EXERCISE INSTRUCTIONS:
Repeat the material exactly, leaving nothing out.

Extracted records:
########
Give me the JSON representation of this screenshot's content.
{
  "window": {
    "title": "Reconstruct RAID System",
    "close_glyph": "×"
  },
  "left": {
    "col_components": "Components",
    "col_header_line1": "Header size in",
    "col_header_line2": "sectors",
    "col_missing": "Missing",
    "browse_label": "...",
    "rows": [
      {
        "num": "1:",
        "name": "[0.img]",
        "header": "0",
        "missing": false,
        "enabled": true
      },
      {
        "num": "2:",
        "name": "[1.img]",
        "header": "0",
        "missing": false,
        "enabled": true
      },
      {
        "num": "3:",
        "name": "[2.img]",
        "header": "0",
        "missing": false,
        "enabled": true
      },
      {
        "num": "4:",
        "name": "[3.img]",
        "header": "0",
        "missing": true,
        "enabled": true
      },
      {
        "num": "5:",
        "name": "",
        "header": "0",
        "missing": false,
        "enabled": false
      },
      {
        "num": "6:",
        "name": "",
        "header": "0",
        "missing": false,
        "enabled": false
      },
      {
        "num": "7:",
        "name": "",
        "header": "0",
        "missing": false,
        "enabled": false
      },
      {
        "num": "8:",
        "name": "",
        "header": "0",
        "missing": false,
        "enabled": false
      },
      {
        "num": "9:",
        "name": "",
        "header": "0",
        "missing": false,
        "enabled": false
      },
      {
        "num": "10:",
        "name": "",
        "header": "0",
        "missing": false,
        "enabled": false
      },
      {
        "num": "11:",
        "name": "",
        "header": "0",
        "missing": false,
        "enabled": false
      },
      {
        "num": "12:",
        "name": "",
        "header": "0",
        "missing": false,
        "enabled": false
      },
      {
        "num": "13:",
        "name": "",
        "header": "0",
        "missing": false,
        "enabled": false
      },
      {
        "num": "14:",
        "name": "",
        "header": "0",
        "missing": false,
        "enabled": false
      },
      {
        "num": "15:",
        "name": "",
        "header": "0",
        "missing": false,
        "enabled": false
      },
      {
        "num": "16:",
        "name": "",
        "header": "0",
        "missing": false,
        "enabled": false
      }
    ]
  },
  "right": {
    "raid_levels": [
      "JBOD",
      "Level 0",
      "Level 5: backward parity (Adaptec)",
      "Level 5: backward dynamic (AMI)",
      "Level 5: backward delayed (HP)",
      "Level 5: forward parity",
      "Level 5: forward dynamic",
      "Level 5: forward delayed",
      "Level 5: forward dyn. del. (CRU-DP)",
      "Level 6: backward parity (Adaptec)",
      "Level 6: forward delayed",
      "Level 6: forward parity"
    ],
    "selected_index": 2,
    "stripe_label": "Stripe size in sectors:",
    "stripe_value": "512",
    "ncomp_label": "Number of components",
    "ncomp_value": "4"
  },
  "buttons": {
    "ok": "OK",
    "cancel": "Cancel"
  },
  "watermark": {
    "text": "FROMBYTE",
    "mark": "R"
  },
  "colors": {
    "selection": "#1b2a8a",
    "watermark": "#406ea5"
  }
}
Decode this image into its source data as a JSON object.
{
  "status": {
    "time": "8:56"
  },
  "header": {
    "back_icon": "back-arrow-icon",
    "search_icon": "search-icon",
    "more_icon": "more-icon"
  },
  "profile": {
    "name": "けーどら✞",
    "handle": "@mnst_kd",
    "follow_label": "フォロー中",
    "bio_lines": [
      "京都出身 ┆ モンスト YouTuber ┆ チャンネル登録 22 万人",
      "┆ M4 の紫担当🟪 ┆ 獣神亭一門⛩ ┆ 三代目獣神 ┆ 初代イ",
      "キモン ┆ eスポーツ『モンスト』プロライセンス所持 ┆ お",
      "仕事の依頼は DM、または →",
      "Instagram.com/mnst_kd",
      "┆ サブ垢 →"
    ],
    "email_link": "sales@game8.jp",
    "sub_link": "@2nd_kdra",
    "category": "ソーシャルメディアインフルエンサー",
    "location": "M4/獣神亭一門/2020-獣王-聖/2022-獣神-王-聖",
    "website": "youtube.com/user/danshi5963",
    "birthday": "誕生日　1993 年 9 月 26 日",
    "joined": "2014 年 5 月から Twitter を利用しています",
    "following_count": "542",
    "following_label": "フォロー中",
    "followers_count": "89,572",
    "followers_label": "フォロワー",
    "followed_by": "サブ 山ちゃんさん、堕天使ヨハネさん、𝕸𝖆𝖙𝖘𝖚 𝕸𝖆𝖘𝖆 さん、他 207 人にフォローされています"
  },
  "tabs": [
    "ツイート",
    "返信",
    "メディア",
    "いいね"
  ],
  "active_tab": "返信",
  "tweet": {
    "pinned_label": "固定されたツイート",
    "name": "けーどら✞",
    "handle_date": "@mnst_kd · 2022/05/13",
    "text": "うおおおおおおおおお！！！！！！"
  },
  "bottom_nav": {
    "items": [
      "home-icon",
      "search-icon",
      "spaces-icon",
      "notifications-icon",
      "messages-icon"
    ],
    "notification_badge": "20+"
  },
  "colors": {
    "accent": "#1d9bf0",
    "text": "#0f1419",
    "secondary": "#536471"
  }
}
########
OUTPUT FOR THIS TASK:
Give me the JSON representation of this screenshot's content.
{
  "window": {
    "title": "Reconstruct RAID System",
    "close_glyph": "×"
  },
  "left": {
    "col_components": "Components",
    "col_header_line1": "Header size in",
    "col_header_line2": "sectors",
    "col_missing": "Missing",
    "browse_label": "...",
    "rows": [
      {
        "num": "1:",
        "name": "[0.img]",
        "header": "0",
        "missing": false,
        "enabled": true
      },
      {
        "num": "2:",
        "name": "[1.img]",
        "header": "0",
        "missing": false,
        "enabled": true
      },
      {
        "num": "3:",
        "name": "[2.img]",
        "header": "0",
        "missing": false,
        "enabled": true
      },
      {
        "num": "4:",
        "name": "[3.img]",
        "header": "0",
        "missing": true,
        "enabled": true
      },
      {
        "num": "5:",
        "name": "",
        "header": "0",
        "missing": false,
        "enabled": false
      },
      {
        "num": "6:",
        "name": "",
        "header": "0",
        "missing": false,
        "enabled": false
      },
      {
        "num": "7:",
        "name": "",
        "header": "0",
        "missing": false,
        "enabled": false
      },
      {
        "num": "8:",
        "name": "",
        "header": "0",
        "missing": false,
        "enabled": false
      },
      {
        "num": "9:",
        "name": "",
        "header": "0",
        "missing": false,
        "enabled": false
      },
      {
        "num": "10:",
        "name": "",
        "header": "0",
        "missing": false,
        "enabled": false
      },
      {
        "num": "11:",
        "name": "",
        "header": "0",
        "missing": false,
        "enabled": false
      },
      {
        "num": "12:",
        "name": "",
        "header": "0",
        "missing": false,
        "enabled": false
      },
      {
        "num": "13:",
        "name": "",
        "header": "0",
        "missing": false,
        "enabled": false
      },
      {
        "num": "14:",
        "name": "",
        "header": "0",
        "missing": false,
        "enabled": false
      },
      {
        "num": "15:",
        "name": "",
        "header": "0",
        "missing": false,
        "enabled": false
      },
      {
        "num": "16:",
        "name": "",
        "header": "0",
        "missing": false,
        "enabled": false
      }
    ]
  },
  "right": {
    "raid_levels": [
      "JBOD",
      "Level 0",
      "Level 5: backward parity (Adaptec)",
      "Level 5: backward dynamic (AMI)",
      "Level 5: backward delayed (HP)",
      "Level 5: forward parity",
      "Level 5: forward dynamic",
      "Level 5: forward delayed",
      "Level 5: forward dyn. del. (CRU-DP)",
      "Level 6: backward parity (Adaptec)",
      "Level 6: forward delayed",
      "Level 6: forward parity"
    ],
    "selected_index": 2,
    "stripe_label": "Stripe size in sectors:",
    "stripe_value": "512",
    "ncomp_label": "Number of components",
    "ncomp_value": "4"
  },
  "buttons": {
    "ok": "OK",
    "cancel": "Cancel"
  },
  "watermark": {
    "text": "FROMBYTE",
    "mark": "R"
  },
  "colors": {
    "selection": "#1b2a8a",
    "watermark": "#406ea5"
  }
}
Decode this image into its source data as a JSON object.
{
  "status": {
    "time": "8:56"
  },
  "header": {
    "back_icon": "back-arrow-icon",
    "search_icon": "search-icon",
    "more_icon": "more-icon"
  },
  "profile": {
    "name": "けーどら✞",
    "handle": "@mnst_kd",
    "follow_label": "フォロー中",
    "bio_lines": [
      "京都出身 ┆ モンスト YouTuber ┆ チャンネル登録 22 万人",
      "┆ M4 の紫担当🟪 ┆ 獣神亭一門⛩ ┆ 三代目獣神 ┆ 初代イ",
      "キモン ┆ eスポーツ『モンスト』プロライセンス所持 ┆ お",
      "仕事の依頼は DM、または →",
      "Instagram.com/mnst_kd",
      "┆ サブ垢 →"
    ],
    "email_link": "sales@game8.jp",
    "sub_link": "@2nd_kdra",
    "category": "ソーシャルメディアインフルエンサー",
    "location": "M4/獣神亭一門/2020-獣王-聖/2022-獣神-王-聖",
    "website": "youtube.com/user/danshi5963",
    "birthday": "誕生日　1993 年 9 月 26 日",
    "joined": "2014 年 5 月から Twitter を利用しています",
    "following_count": "542",
    "following_label": "フォロー中",
    "followers_count": "89,572",
    "followers_label": "フォロワー",
    "followed_by": "サブ 山ちゃんさん、堕天使ヨハネさん、𝕸𝖆𝖙𝖘𝖚 𝕸𝖆𝖘𝖆 さん、他 207 人にフォローされています"
  },
  "tabs": [
    "ツイート",
    "返信",
    "メディア",
    "いいね"
  ],
  "active_tab": "返信",
  "tweet": {
    "pinned_label": "固定されたツイート",
    "name": "けーどら✞",
    "handle_date": "@mnst_kd · 2022/05/13",
    "text": "うおおおおおおおおお！！！！！！"
  },
  "bottom_nav": {
    "items": [
      "home-icon",
      "search-icon",
      "spaces-icon",
      "notifications-icon",
      "messages-icon"
    ],
    "notification_badge": "20+"
  },
  "colors": {
    "accent": "#1d9bf0",
    "text": "#0f1419",
    "secondary": "#536471"
  }
}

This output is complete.